Start Records to process
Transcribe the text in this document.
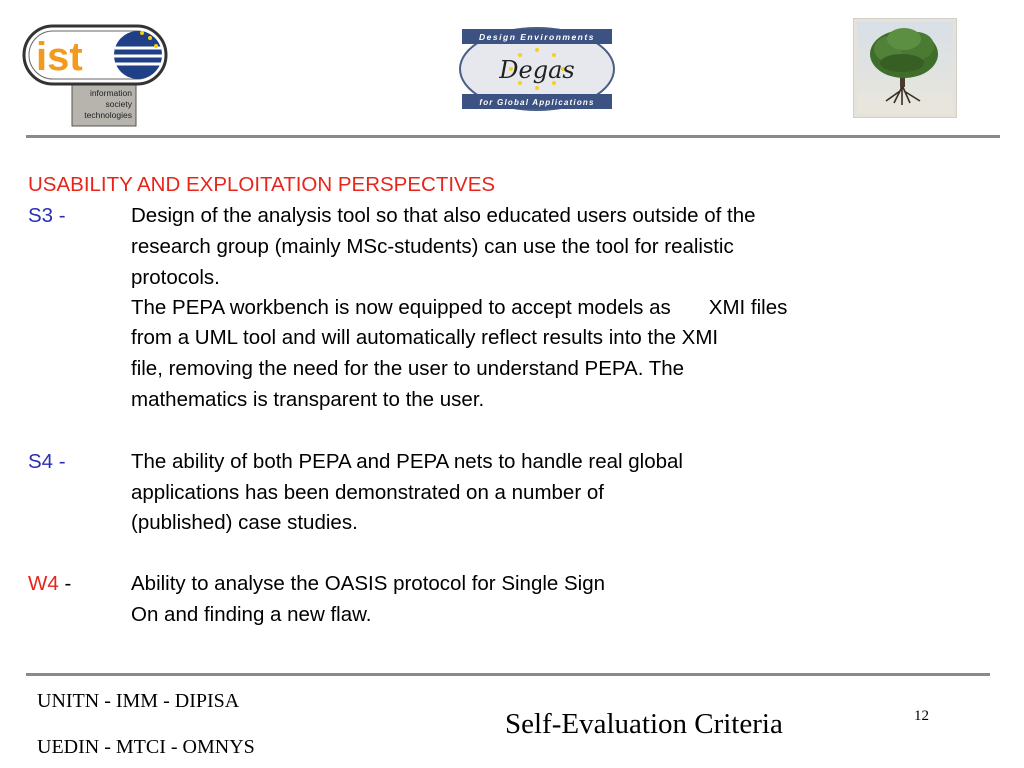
ist
information
society
technologies
Design Environments
for Global Applications
Degas
USABILITY AND EXPLOITATION PERSPECTIVES
S3 -	Design of the analysis tool so that also educated users outside of the
research group (mainly MSc-students) can use the tool for realistic
protocols.
The PEPA workbench is now equipped to accept models as XMI files
from a UML tool and will automatically reflect results into the XMI
file, removing the need for the user to understand PEPA. The
mathematics is transparent to the user.
S4 -	The ability of both PEPA and PEPA nets to handle real global
applications has been demonstrated on a number of
(published) case studies.
W4 -	Ability to analyse the OASIS protocol for Single Sign
On and finding a new flaw.
UNITN - IMM - DIPISA
UEDIN - MTCI - OMNYS
Self-Evaluation Criteria	12
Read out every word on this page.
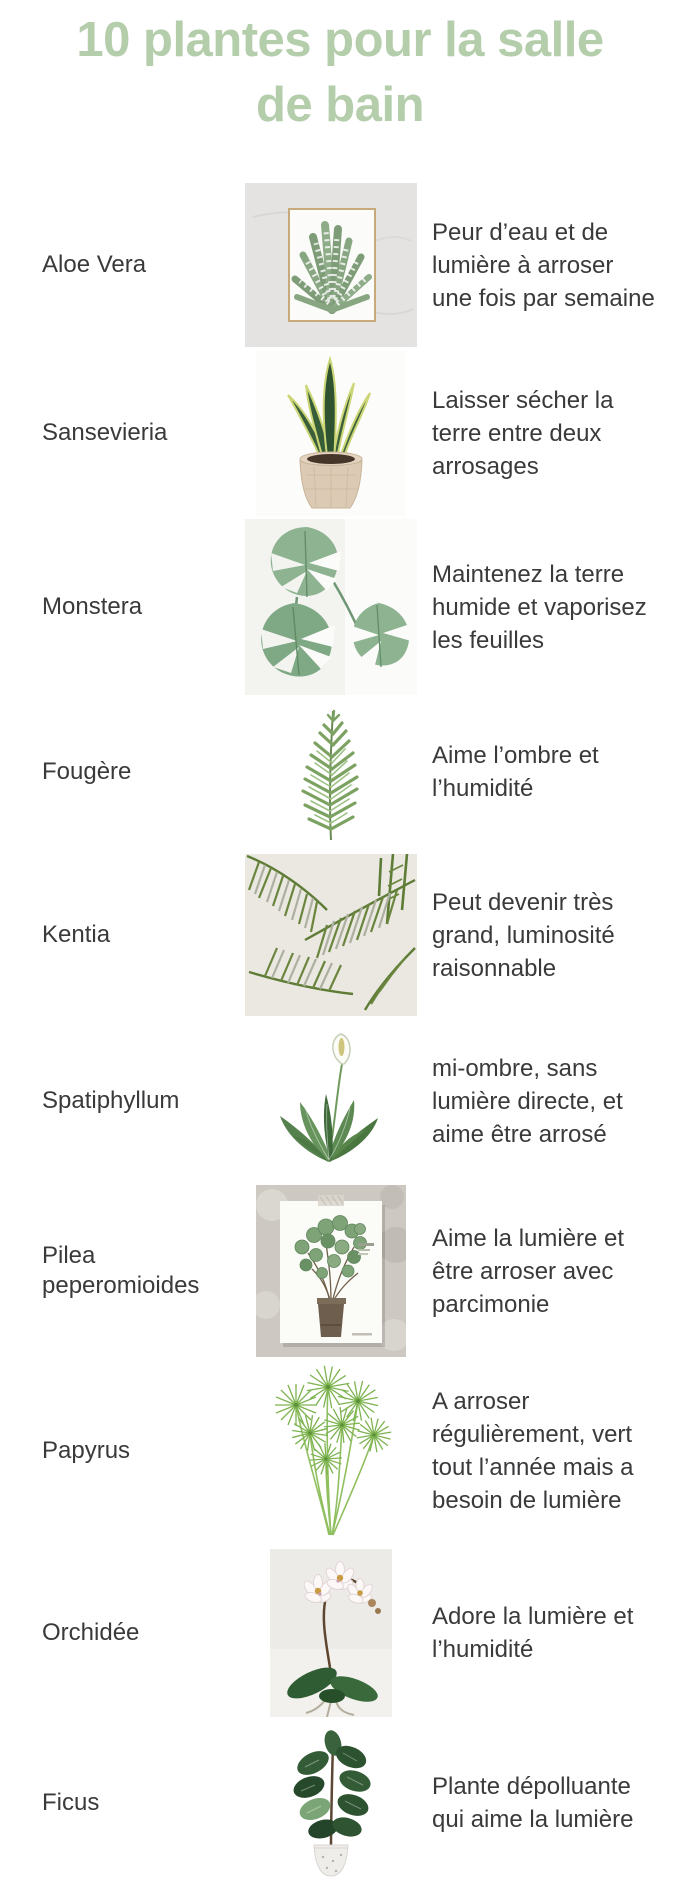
10 plantes pour la salle
de bain
Aloe Vera
Peur d’eau et de lumière à arroser une fois par semaine
Sansevieria
Laisser sécher la terre entre deux arrosages
Monstera
Maintenez la terre humide et vaporisez les feuilles
Fougère
Aime l’ombre et l’humidité
Kentia
Peut devenir très grand, luminosité raisonnable
Spatiphyllum
mi-ombre, sans lumière directe, et aime être arrosé
Pilea peperomioides
Aime la lumière et être arroser avec parcimonie
Papyrus
A arroser régulièrement, vert tout l’année mais a besoin de lumière
Orchidée
Adore la lumière et l’humidité
Ficus
Plante dépolluante qui aime la lumière
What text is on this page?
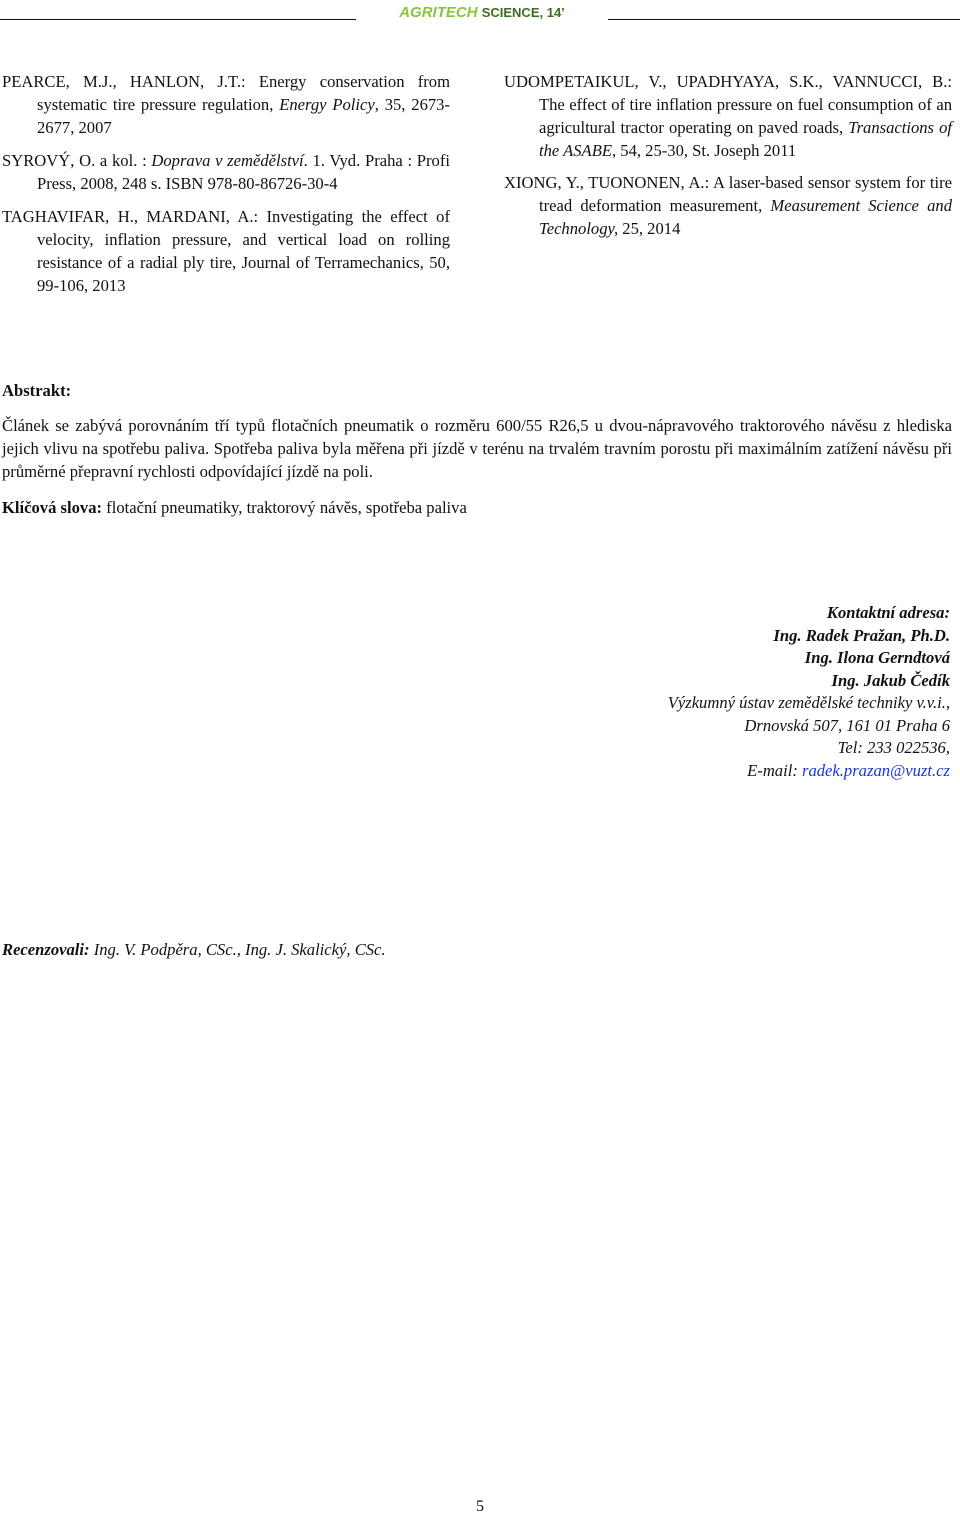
AGRITECH SCIENCE, 14’

PEARCE, M.J., HANLON, J.T.: Energy conservation from systematic tire pressure regulation, Energy Policy, 35, 2673-2677, 2007

SYROVÝ, O. a kol. : Doprava v zemědělství. 1. Vyd. Praha : Profi Press, 2008, 248 s. ISBN 978-80-86726-30-4

TAGHAVIFAR, H., MARDANI, A.: Investigating the effect of velocity, inflation pressure, and vertical load on rolling resistance of a radial ply tire, Journal of Terramechanics, 50, 99-106, 2013

UDOMPETAIKUL, V., UPADHYAYA, S.K., VANNUCCI, B.: The effect of tire inflation pressure on fuel consumption of an agricultural tractor operating on paved roads, Transactions of the ASABE, 54, 25-30, St. Joseph 2011

XIONG, Y., TUONONEN, A.: A laser-based sensor system for tire tread deformation measurement, Measurement Science and Technology, 25, 2014

Abstrakt:
Článek se zabývá porovnáním tří typů flotačních pneumatik o rozměru 600/55 R26,5 u dvou-nápravového traktorového návěsu z hlediska jejich vlivu na spotřebu paliva. Spotřeba paliva byla měřena při jízdě v terénu na trvalém travním porostu při maximálním zatížení návěsu při průměrné přepravní rychlosti odpovídající jízdě na poli.
Klíčová slova: flotační pneumatiky, traktorový návěs, spotřeba paliva
Kontaktní adresa:
Ing. Radek Pražan, Ph.D.
Ing. Ilona Gerndtová
Ing. Jakub Čedík
Výzkumný ústav zemědělské techniky v.v.i.,
Drnovská 507, 161 01 Praha 6
Tel: 233 022536,
E-mail: radek.prazan@vuzt.cz
Recenzovali: Ing. V. Podpěra, CSc., Ing. J. Skalický, CSc.
5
End Records to process
Take only the line containing "What text is on this page?" and every line after it to the end of the entries, and copy them exactly, pictures excluded.

What text is on this page?
AGRITECH SCIENCE, 14’

PEARCE, M.J., HANLON, J.T.: Energy conservation from systematic tire pressure regulation, Energy Policy, 35, 2673-2677, 2007

SYROVÝ, O. a kol. : Doprava v zemědělství. 1. Vyd. Praha : Profi Press, 2008, 248 s. ISBN 978-80-86726-30-4

TAGHAVIFAR, H., MARDANI, A.: Investigating the effect of velocity, inflation pressure, and vertical load on rolling resistance of a radial ply tire, Journal of Terramechanics, 50, 99-106, 2013

UDOMPETAIKUL, V., UPADHYAYA, S.K., VANNUCCI, B.: The effect of tire inflation pressure on fuel consumption of an agricultural tractor operating on paved roads, Transactions of the ASABE, 54, 25-30, St. Joseph 2011

XIONG, Y., TUONONEN, A.: A laser-based sensor system for tire tread deformation measurement, Measurement Science and Technology, 25, 2014

Abstrakt:
Článek se zabývá porovnáním tří typů flotačních pneumatik o rozměru 600/55 R26,5 u dvou-nápravového traktorového návěsu z hlediska jejich vlivu na spotřebu paliva. Spotřeba paliva byla měřena při jízdě v terénu na trvalém travním porostu při maximálním zatížení návěsu při průměrné přepravní rychlosti odpovídající jízdě na poli.
Klíčová slova: flotační pneumatiky, traktorový návěs, spotřeba paliva
Kontaktní adresa:
Ing. Radek Pražan, Ph.D.
Ing. Ilona Gerndtová
Ing. Jakub Čedík
Výzkumný ústav zemědělské techniky v.v.i.,
Drnovská 507, 161 01 Praha 6
Tel: 233 022536,
E-mail: radek.prazan@vuzt.cz
Recenzovali: Ing. V. Podpěra, CSc., Ing. J. Skalický, CSc.
5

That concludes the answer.